***** INFORMATION SUPPLIED

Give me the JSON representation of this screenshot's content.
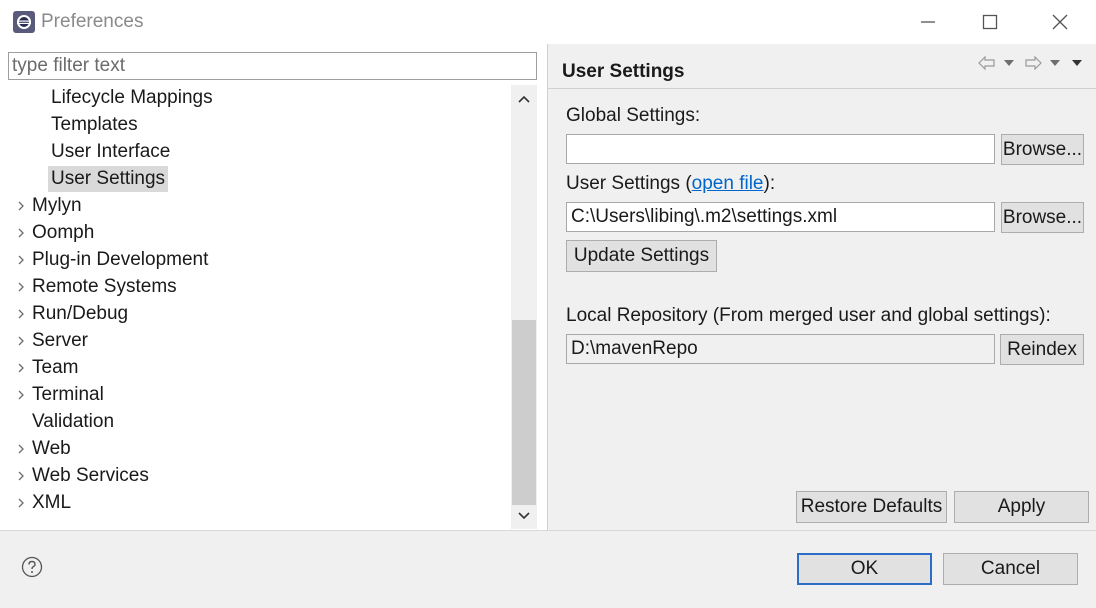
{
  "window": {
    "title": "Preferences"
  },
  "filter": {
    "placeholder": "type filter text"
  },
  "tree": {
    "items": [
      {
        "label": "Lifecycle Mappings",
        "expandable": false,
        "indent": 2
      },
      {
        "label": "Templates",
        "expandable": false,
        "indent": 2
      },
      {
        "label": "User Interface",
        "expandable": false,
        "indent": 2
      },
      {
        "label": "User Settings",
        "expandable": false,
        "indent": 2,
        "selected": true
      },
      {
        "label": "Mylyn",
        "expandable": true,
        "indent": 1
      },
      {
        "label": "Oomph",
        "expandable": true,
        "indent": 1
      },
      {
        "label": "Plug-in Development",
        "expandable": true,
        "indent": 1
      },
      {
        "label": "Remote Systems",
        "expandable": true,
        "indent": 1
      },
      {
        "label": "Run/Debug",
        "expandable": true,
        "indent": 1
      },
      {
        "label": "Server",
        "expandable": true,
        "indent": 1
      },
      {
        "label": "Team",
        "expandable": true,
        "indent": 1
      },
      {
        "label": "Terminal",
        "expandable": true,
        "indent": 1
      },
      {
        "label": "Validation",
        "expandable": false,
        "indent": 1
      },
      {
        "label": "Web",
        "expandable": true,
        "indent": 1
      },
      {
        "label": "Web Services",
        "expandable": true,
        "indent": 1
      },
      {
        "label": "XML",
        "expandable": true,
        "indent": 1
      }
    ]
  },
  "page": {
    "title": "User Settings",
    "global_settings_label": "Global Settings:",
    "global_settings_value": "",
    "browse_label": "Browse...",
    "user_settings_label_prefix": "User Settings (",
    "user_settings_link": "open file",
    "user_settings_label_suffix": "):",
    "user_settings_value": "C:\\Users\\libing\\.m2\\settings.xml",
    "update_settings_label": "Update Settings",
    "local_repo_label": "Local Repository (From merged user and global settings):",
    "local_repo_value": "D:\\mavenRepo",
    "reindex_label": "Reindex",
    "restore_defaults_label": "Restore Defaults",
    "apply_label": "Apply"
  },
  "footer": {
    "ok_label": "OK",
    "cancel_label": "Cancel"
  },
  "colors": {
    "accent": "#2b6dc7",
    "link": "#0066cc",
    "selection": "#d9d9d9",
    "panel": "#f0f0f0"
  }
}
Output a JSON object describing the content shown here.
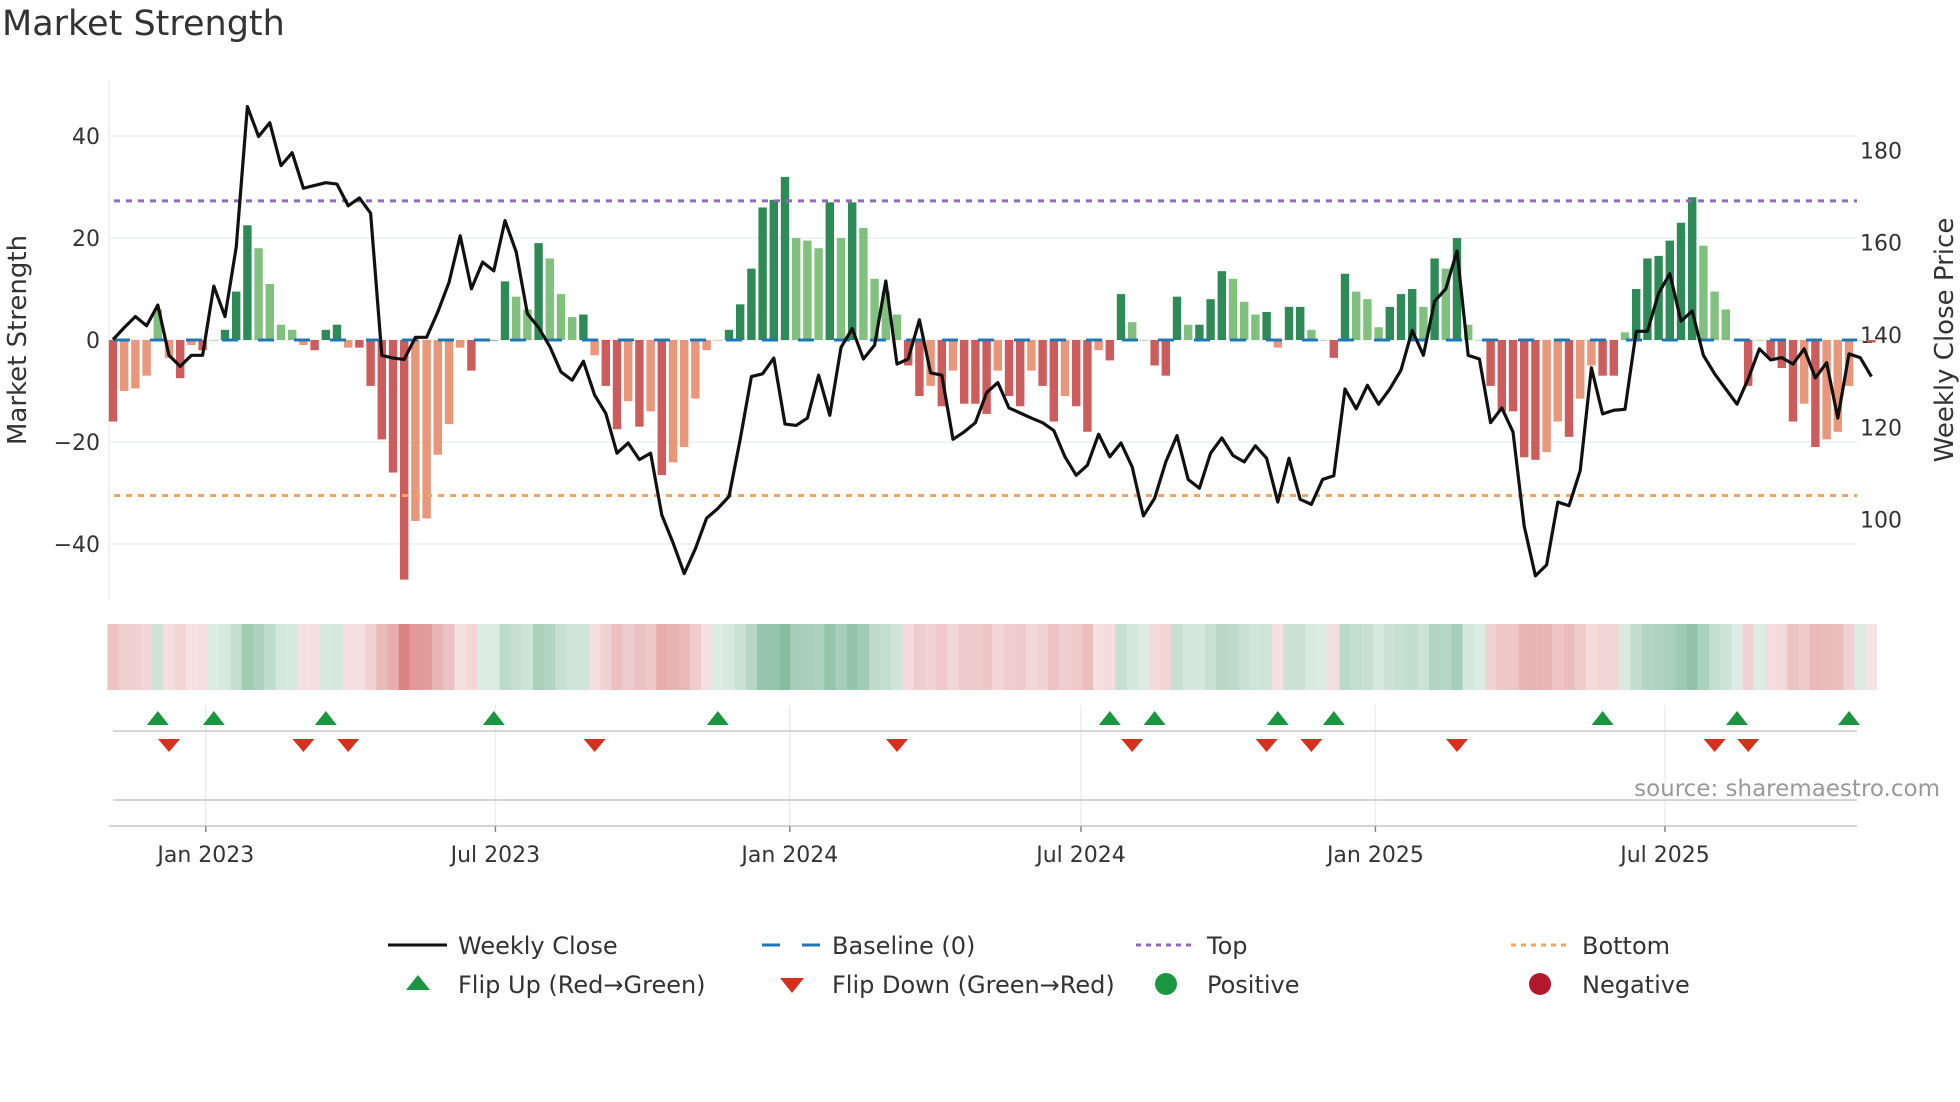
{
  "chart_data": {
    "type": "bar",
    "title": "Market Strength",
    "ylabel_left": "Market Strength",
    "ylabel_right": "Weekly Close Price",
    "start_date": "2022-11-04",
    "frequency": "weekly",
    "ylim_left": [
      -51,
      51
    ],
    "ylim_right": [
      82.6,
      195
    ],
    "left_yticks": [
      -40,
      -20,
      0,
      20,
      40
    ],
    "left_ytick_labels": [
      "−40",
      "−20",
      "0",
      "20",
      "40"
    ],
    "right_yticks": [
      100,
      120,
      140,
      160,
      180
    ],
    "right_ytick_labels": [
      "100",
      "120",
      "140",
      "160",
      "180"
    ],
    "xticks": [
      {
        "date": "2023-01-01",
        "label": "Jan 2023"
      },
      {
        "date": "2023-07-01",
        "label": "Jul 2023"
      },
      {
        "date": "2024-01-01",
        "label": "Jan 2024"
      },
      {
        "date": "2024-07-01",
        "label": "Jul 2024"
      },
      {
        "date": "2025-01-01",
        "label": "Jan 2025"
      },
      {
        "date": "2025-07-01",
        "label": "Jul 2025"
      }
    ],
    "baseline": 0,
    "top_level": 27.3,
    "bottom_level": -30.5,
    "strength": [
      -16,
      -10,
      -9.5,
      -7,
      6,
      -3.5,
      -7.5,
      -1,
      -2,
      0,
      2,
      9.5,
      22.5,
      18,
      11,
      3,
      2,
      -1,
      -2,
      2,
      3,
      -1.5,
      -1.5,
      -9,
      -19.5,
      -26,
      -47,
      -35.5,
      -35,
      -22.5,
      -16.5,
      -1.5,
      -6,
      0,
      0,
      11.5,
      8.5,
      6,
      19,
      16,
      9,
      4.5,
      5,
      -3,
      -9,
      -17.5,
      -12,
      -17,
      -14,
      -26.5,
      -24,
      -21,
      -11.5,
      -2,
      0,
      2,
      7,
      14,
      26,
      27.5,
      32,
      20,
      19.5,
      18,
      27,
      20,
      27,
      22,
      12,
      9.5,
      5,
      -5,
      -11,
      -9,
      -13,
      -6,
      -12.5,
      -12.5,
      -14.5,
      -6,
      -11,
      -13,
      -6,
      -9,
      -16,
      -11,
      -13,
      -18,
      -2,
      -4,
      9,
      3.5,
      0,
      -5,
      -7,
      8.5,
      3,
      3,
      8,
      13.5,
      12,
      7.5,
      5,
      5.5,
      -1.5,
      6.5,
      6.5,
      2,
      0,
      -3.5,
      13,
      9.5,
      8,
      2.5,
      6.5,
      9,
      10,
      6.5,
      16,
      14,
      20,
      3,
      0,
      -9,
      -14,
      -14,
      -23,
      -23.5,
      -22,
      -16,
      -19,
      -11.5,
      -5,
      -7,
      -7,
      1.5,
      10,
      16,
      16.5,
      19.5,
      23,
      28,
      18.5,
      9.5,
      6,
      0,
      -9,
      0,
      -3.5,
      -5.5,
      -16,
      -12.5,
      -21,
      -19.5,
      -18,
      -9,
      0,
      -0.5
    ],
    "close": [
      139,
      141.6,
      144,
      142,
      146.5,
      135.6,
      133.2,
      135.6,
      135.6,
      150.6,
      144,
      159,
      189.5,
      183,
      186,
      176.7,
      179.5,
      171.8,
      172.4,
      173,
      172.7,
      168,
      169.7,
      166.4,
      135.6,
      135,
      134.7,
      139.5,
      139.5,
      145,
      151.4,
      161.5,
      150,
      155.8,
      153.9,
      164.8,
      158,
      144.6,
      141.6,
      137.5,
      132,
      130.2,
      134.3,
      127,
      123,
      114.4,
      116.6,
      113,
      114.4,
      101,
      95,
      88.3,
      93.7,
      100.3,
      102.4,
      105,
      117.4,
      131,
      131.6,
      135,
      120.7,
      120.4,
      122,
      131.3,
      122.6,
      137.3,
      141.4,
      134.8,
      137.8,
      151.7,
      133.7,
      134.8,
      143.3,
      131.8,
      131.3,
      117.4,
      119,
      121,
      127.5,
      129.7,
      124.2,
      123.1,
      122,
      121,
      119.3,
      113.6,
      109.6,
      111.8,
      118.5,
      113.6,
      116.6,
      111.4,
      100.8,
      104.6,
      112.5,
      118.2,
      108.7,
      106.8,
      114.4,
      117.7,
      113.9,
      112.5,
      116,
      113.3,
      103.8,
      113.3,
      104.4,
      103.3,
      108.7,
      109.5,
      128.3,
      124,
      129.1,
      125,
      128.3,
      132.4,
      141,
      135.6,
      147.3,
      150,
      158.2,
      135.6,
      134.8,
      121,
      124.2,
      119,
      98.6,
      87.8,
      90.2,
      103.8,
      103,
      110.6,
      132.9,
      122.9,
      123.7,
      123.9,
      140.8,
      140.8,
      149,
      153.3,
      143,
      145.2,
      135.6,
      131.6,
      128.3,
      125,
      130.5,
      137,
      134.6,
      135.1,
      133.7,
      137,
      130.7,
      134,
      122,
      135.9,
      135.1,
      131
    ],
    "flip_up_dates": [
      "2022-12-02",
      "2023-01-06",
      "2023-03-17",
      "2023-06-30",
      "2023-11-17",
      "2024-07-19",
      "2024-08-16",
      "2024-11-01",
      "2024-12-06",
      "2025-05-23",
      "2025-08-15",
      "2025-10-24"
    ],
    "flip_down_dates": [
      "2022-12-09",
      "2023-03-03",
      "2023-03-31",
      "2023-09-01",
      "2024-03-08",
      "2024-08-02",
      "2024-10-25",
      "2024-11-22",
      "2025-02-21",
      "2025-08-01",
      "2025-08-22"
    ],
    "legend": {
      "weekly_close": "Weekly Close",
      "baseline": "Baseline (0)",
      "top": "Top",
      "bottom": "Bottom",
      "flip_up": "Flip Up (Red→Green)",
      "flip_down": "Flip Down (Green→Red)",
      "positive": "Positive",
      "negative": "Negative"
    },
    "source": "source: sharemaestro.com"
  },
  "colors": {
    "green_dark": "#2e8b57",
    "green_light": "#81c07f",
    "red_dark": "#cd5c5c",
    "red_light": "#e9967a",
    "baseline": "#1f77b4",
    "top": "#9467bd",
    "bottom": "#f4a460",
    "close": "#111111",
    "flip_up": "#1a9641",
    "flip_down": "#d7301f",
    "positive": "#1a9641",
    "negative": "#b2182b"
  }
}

**********

#### [GIVEN EXERCISE]
Read the data above. Pull out each line in which the string "negative" appears.

#### [SOLVED PROBLEM]
      "negative": "Negative"
    "negative": "#b2182b"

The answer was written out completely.